#### [Stored records]
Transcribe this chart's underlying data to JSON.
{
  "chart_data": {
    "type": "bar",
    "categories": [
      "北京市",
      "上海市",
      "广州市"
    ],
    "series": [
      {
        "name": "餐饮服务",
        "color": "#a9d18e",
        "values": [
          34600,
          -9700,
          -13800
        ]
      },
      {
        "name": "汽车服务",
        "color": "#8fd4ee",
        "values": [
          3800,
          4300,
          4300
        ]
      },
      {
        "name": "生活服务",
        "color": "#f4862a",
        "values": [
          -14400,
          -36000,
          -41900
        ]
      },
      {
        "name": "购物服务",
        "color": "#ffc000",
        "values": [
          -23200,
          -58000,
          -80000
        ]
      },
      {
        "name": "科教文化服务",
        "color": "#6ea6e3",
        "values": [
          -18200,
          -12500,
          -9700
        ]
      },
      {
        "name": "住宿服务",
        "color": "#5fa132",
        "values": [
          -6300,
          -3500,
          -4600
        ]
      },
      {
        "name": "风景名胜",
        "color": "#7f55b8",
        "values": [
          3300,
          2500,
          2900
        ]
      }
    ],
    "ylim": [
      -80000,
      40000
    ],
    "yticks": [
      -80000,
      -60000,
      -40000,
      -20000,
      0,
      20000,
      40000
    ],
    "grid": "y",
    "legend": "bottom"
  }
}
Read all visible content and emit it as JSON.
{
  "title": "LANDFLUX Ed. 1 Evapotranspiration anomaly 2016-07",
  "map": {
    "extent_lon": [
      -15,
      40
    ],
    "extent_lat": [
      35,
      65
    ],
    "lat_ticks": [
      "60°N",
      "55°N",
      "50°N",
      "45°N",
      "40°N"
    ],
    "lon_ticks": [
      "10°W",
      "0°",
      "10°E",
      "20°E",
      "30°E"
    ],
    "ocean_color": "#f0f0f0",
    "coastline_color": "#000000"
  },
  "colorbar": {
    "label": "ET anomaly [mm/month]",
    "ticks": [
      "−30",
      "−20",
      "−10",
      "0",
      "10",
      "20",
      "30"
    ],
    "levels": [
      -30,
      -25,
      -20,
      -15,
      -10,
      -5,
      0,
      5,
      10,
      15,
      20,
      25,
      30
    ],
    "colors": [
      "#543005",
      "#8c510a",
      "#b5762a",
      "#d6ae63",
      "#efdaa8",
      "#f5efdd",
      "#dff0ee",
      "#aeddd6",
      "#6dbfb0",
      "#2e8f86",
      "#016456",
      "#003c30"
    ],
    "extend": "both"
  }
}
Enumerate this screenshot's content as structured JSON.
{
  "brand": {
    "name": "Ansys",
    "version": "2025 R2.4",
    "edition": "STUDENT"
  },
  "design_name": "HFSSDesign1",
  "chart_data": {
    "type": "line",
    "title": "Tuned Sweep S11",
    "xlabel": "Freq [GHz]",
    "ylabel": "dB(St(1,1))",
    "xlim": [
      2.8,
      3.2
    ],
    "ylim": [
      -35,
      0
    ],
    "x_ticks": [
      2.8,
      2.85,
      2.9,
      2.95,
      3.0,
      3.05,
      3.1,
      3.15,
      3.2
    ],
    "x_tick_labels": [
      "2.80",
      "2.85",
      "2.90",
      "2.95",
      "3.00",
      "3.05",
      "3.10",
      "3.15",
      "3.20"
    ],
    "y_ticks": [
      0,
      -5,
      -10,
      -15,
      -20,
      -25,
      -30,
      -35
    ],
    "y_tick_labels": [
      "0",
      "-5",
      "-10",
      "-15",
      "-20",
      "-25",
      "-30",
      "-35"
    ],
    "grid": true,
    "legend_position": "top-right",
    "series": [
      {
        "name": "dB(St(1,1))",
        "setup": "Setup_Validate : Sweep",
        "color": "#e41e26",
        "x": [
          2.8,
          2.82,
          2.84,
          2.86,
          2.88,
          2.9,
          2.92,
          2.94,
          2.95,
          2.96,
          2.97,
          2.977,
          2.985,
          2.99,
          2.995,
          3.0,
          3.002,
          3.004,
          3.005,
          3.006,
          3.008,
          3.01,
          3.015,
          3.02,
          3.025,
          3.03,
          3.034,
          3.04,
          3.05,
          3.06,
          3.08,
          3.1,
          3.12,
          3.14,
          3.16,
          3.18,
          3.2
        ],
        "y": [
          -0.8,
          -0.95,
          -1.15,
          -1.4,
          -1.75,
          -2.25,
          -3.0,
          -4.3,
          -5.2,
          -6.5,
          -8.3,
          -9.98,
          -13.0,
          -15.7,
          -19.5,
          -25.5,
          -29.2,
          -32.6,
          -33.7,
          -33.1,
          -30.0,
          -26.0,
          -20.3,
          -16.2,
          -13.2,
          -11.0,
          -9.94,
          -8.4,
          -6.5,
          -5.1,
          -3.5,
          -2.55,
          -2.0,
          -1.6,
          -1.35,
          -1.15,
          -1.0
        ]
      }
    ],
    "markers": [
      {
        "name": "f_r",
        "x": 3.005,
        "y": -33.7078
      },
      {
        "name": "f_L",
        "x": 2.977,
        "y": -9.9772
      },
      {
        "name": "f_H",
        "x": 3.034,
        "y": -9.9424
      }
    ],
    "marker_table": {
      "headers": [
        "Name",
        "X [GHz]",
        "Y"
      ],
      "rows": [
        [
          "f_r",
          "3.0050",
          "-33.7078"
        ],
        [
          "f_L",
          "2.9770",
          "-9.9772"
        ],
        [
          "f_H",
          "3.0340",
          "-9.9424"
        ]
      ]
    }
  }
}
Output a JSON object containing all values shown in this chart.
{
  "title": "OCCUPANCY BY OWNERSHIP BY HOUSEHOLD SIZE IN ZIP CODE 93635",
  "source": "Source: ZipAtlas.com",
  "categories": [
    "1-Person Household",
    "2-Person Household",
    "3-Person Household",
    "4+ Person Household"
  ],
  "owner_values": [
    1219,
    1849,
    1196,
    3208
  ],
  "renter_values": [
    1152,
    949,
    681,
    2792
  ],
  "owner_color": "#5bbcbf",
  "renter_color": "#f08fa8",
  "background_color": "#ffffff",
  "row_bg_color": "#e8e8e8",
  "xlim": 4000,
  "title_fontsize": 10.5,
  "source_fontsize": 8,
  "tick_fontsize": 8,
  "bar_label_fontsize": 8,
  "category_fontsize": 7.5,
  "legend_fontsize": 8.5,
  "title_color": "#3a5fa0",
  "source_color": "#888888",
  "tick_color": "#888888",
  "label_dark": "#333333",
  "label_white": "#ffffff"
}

#### [Exercise description]
Write out the full listing, keeping every line exactly as it is.

#### [Answer to the task]
Transcribe this chart's underlying data to JSON.
{
  "chart_data": {
    "type": "bar",
    "categories": [
      "北京市",
      "上海市",
      "广州市"
    ],
    "series": [
      {
        "name": "餐饮服务",
        "color": "#a9d18e",
        "values": [
          34600,
          -9700,
          -13800
        ]
      },
      {
        "name": "汽车服务",
        "color": "#8fd4ee",
        "values": [
          3800,
          4300,
          4300
        ]
      },
      {
        "name": "生活服务",
        "color": "#f4862a",
        "values": [
          -14400,
          -36000,
          -41900
        ]
      },
      {
        "name": "购物服务",
        "color": "#ffc000",
        "values": [
          -23200,
          -58000,
          -80000
        ]
      },
      {
        "name": "科教文化服务",
        "color": "#6ea6e3",
        "values": [
          -18200,
          -12500,
          -9700
        ]
      },
      {
        "name": "住宿服务",
        "color": "#5fa132",
        "values": [
          -6300,
          -3500,
          -4600
        ]
      },
      {
        "name": "风景名胜",
        "color": "#7f55b8",
        "values": [
          3300,
          2500,
          2900
        ]
      }
    ],
    "ylim": [
      -80000,
      40000
    ],
    "yticks": [
      -80000,
      -60000,
      -40000,
      -20000,
      0,
      20000,
      40000
    ],
    "grid": "y",
    "legend": "bottom"
  }
}
Read all visible content and emit it as JSON.
{
  "title": "LANDFLUX Ed. 1 Evapotranspiration anomaly 2016-07",
  "map": {
    "extent_lon": [
      -15,
      40
    ],
    "extent_lat": [
      35,
      65
    ],
    "lat_ticks": [
      "60°N",
      "55°N",
      "50°N",
      "45°N",
      "40°N"
    ],
    "lon_ticks": [
      "10°W",
      "0°",
      "10°E",
      "20°E",
      "30°E"
    ],
    "ocean_color": "#f0f0f0",
    "coastline_color": "#000000"
  },
  "colorbar": {
    "label": "ET anomaly [mm/month]",
    "ticks": [
      "−30",
      "−20",
      "−10",
      "0",
      "10",
      "20",
      "30"
    ],
    "levels": [
      -30,
      -25,
      -20,
      -15,
      -10,
      -5,
      0,
      5,
      10,
      15,
      20,
      25,
      30
    ],
    "colors": [
      "#543005",
      "#8c510a",
      "#b5762a",
      "#d6ae63",
      "#efdaa8",
      "#f5efdd",
      "#dff0ee",
      "#aeddd6",
      "#6dbfb0",
      "#2e8f86",
      "#016456",
      "#003c30"
    ],
    "extend": "both"
  }
}
Enumerate this screenshot's content as structured JSON.
{
  "brand": {
    "name": "Ansys",
    "version": "2025 R2.4",
    "edition": "STUDENT"
  },
  "design_name": "HFSSDesign1",
  "chart_data": {
    "type": "line",
    "title": "Tuned Sweep S11",
    "xlabel": "Freq [GHz]",
    "ylabel": "dB(St(1,1))",
    "xlim": [
      2.8,
      3.2
    ],
    "ylim": [
      -35,
      0
    ],
    "x_ticks": [
      2.8,
      2.85,
      2.9,
      2.95,
      3.0,
      3.05,
      3.1,
      3.15,
      3.2
    ],
    "x_tick_labels": [
      "2.80",
      "2.85",
      "2.90",
      "2.95",
      "3.00",
      "3.05",
      "3.10",
      "3.15",
      "3.20"
    ],
    "y_ticks": [
      0,
      -5,
      -10,
      -15,
      -20,
      -25,
      -30,
      -35
    ],
    "y_tick_labels": [
      "0",
      "-5",
      "-10",
      "-15",
      "-20",
      "-25",
      "-30",
      "-35"
    ],
    "grid": true,
    "legend_position": "top-right",
    "series": [
      {
        "name": "dB(St(1,1))",
        "setup": "Setup_Validate : Sweep",
        "color": "#e41e26",
        "x": [
          2.8,
          2.82,
          2.84,
          2.86,
          2.88,
          2.9,
          2.92,
          2.94,
          2.95,
          2.96,
          2.97,
          2.977,
          2.985,
          2.99,
          2.995,
          3.0,
          3.002,
          3.004,
          3.005,
          3.006,
          3.008,
          3.01,
          3.015,
          3.02,
          3.025,
          3.03,
          3.034,
          3.04,
          3.05,
          3.06,
          3.08,
          3.1,
          3.12,
          3.14,
          3.16,
          3.18,
          3.2
        ],
        "y": [
          -0.8,
          -0.95,
          -1.15,
          -1.4,
          -1.75,
          -2.25,
          -3.0,
          -4.3,
          -5.2,
          -6.5,
          -8.3,
          -9.98,
          -13.0,
          -15.7,
          -19.5,
          -25.5,
          -29.2,
          -32.6,
          -33.7,
          -33.1,
          -30.0,
          -26.0,
          -20.3,
          -16.2,
          -13.2,
          -11.0,
          -9.94,
          -8.4,
          -6.5,
          -5.1,
          -3.5,
          -2.55,
          -2.0,
          -1.6,
          -1.35,
          -1.15,
          -1.0
        ]
      }
    ],
    "markers": [
      {
        "name": "f_r",
        "x": 3.005,
        "y": -33.7078
      },
      {
        "name": "f_L",
        "x": 2.977,
        "y": -9.9772
      },
      {
        "name": "f_H",
        "x": 3.034,
        "y": -9.9424
      }
    ],
    "marker_table": {
      "headers": [
        "Name",
        "X [GHz]",
        "Y"
      ],
      "rows": [
        [
          "f_r",
          "3.0050",
          "-33.7078"
        ],
        [
          "f_L",
          "2.9770",
          "-9.9772"
        ],
        [
          "f_H",
          "3.0340",
          "-9.9424"
        ]
      ]
    }
  }
}
Output a JSON object containing all values shown in this chart.
{
  "title": "OCCUPANCY BY OWNERSHIP BY HOUSEHOLD SIZE IN ZIP CODE 93635",
  "source": "Source: ZipAtlas.com",
  "categories": [
    "1-Person Household",
    "2-Person Household",
    "3-Person Household",
    "4+ Person Household"
  ],
  "owner_values": [
    1219,
    1849,
    1196,
    3208
  ],
  "renter_values": [
    1152,
    949,
    681,
    2792
  ],
  "owner_color": "#5bbcbf",
  "renter_color": "#f08fa8",
  "background_color": "#ffffff",
  "row_bg_color": "#e8e8e8",
  "xlim": 4000,
  "title_fontsize": 10.5,
  "source_fontsize": 8,
  "tick_fontsize": 8,
  "bar_label_fontsize": 8,
  "category_fontsize": 7.5,
  "legend_fontsize": 8.5,
  "title_color": "#3a5fa0",
  "source_color": "#888888",
  "tick_color": "#888888",
  "label_dark": "#333333",
  "label_white": "#ffffff"
}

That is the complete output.